Actions to take »
1. Repeat, word for word, everything in the post about the Dublin cost-of-living march from "Read the rest" down to "streets that day.".
2. Using the post about the Dublin cost-of-living march, mark each statement yes or no, and quote the words of the post that decide it. (a) The march went from Parnell Square to Merrion Square. (b) The writer helped carry the Irish Congress of Trade Unions banner. (c) The 3,000 figure came from an online crowd calculator called Map-Checking.
3. Carry on the post about the Dublin cost-of-living march, starting after its last sentence.

Extract to read »
• • • •

Read the rest of this entry »Cost of Living Coalition March in Dublin, September 24 2022 – How Big Was The Crowd? The Irish Times Estimate was 3000!
In the company of Des Derwin and many others I walked from Parnell Square to Merrion Square in the Cost of Living Coalition Dublin march on Saturday September 24 2022. Exhausting!
I helped Des and other comrades carry the Dublin Council of Trade Unions banner. An Irish Times report claimed 3000 people were with us – I was flabbergasted! 😕! It seemed like a lot more people were on the Dublin streets that day.
John Meehan, September 29 2022
Des Derwin investigates :
Physician, Heal Thyself. The back page of this morning’s ‘Irish Times’ is almost completely given over to an advertisement for Specsavers.




On page two the paper carries a report of the Cost of Living Coalition march on Saturday (24th September). Grand, and such reports are by no means guaranteed in that newspaper these days. The print report doubles down on its original online piece ‘estimating’ 3,000. The experts are wheeled in: “Use of the online crowd calculator Map-Checking gave an estimate for the crowd of about 3,000 people…” The caption to the photograph repeats the 3,000 people ‘estimate’, just in case, I presume, any reader might get the impression that the peasants were actually stirring. I think the ‘Times’ might benefit from a trip to Specsavers themselves, or at least a trip out to ‘the field’ to count the marchers passing within yards of their office, or even to view some of the videos and photographs of the event.

• • • •

Record extracts »
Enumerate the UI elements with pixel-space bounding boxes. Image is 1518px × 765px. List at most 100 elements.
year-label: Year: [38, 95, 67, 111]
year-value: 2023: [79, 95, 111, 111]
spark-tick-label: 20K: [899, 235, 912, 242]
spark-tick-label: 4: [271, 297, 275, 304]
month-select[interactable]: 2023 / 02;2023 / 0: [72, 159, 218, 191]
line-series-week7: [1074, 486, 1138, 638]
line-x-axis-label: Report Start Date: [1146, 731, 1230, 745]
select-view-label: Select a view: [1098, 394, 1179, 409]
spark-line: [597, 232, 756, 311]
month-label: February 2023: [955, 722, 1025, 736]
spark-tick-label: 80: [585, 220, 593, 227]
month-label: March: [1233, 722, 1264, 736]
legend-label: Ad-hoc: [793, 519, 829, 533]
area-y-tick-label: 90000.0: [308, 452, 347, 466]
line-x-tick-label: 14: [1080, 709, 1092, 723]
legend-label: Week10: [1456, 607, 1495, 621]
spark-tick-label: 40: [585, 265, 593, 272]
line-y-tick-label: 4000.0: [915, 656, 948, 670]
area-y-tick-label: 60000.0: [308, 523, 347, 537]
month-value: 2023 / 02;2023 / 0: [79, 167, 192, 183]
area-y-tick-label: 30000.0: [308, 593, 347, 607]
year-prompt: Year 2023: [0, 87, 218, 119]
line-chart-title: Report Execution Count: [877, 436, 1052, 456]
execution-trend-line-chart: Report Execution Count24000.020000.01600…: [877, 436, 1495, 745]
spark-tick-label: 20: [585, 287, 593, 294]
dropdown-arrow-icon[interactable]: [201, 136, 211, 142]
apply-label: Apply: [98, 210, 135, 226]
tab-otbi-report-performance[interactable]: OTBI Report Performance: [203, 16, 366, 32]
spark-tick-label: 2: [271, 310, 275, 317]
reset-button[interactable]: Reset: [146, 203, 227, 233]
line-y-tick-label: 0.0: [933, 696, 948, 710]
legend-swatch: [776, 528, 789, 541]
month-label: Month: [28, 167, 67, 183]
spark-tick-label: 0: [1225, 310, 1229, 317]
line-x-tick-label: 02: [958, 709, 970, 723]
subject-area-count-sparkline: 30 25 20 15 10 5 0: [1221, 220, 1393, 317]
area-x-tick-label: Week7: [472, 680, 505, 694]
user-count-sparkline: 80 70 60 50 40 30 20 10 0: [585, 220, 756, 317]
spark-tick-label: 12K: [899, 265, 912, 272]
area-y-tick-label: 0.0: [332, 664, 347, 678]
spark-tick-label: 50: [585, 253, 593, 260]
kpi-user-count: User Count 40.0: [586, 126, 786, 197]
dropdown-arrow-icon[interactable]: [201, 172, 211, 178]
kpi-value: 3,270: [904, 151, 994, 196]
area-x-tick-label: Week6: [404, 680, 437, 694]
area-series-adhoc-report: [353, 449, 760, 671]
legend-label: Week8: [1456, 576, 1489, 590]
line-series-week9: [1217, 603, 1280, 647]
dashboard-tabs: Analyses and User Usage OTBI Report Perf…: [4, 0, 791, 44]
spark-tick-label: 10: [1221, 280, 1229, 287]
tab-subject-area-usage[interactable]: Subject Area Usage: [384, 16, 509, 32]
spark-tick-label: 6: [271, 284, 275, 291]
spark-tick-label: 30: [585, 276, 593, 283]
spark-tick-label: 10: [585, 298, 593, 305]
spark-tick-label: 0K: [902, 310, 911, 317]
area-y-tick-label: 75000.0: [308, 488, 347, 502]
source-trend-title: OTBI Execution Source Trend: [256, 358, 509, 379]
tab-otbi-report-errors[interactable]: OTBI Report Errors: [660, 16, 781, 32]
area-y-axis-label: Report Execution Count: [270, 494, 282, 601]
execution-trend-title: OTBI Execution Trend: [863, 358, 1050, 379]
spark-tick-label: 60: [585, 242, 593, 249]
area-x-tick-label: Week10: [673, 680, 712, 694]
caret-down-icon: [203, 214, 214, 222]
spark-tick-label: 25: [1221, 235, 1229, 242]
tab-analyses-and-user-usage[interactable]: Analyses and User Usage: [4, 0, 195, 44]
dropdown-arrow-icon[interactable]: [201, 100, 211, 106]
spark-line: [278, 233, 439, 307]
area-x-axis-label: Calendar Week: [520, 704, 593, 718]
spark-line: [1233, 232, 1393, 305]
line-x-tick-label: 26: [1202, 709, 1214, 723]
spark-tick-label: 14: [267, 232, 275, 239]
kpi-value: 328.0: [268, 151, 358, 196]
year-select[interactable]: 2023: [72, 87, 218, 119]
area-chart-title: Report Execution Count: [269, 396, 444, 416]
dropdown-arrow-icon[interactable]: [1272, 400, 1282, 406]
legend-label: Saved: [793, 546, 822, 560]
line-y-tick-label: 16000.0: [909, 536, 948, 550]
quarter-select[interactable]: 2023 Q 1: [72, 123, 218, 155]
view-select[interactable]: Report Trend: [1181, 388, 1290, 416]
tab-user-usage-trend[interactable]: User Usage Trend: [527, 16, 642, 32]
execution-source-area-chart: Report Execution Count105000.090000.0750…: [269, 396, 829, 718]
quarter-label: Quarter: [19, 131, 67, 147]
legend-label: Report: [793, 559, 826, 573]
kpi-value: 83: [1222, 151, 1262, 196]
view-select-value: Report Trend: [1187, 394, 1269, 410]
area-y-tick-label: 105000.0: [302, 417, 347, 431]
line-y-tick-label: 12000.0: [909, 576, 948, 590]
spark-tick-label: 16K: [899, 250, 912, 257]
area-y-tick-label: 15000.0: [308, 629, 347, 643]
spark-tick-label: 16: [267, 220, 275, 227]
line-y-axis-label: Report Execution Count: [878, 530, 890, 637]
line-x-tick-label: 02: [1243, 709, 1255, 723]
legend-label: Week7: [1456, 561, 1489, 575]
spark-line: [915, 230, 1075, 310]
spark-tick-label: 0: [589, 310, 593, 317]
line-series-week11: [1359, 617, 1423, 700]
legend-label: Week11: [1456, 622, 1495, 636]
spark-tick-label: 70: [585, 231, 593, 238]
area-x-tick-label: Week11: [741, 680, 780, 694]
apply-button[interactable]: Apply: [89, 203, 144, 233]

• • • •

Numbered responses »
1.
Read the rest of this entry »Cost of Living Coalition March in Dublin, September 24 2022 – How Big Was The Crowd? The Irish Times Estimate was 3000!
In the company of Des Derwin and many others I walked from Parnell Square to Merrion Square in the Cost of Living Coalition Dublin march on Saturday September 24 2022. Exhausting!
I helped Des and other comrades carry the Dublin Council of Trade Unions banner. An Irish Times report claimed 3000 people were with us – I was flabbergasted! 😕! It seemed like a lot more people were on the Dublin streets that day.

2.
(a) Yes: "I walked from Parnell Square to Merrion Square"
(b) No: "I helped Des and other comrades carry the Dublin Council of Trade Unions banner."
(c) Yes: "Use of the online crowd calculator Map-Checking gave an estimate for the crowd of about 3,000 people…"

3.
Maybe it wasn’t 20,000. Who came up with that anyway? Maybe it was half that. (One video based calculation on Twitter comes out at c.16,000). But 3,000?! That byline will become a byword.
Des Derwin September 29 2022
It’s a sunday and I like maths so I thought I would get an actual estimate of the Cost of Living march yesterday, and disprove figures given by the Irish Times. (the latter was actually very easy!)
Darragh’s Twitter Page https://twitter.com/Taiwo_Oifigiuil/status/1574031121792520193?t=Ve3zSg_rEgmTrvpaBqw-1g&s=19&fbclid=IwAR2BBhaDfZk8JAUWjT74eu-OiwdV4_JOMfeG8wReH8BSusspc8FQy_RU9j8
with the width of one side of O’Connell street (8.8m excluding paths), and a very conservative estimate of 2.6 people per sqm this gives 16,085 people. Adding other numbers discussed gives an absolute minimum of 16,710 The 20,000 estimated by the organisers is more than possible
Perhaps the Irish Times should add Darragh to its list of reporters?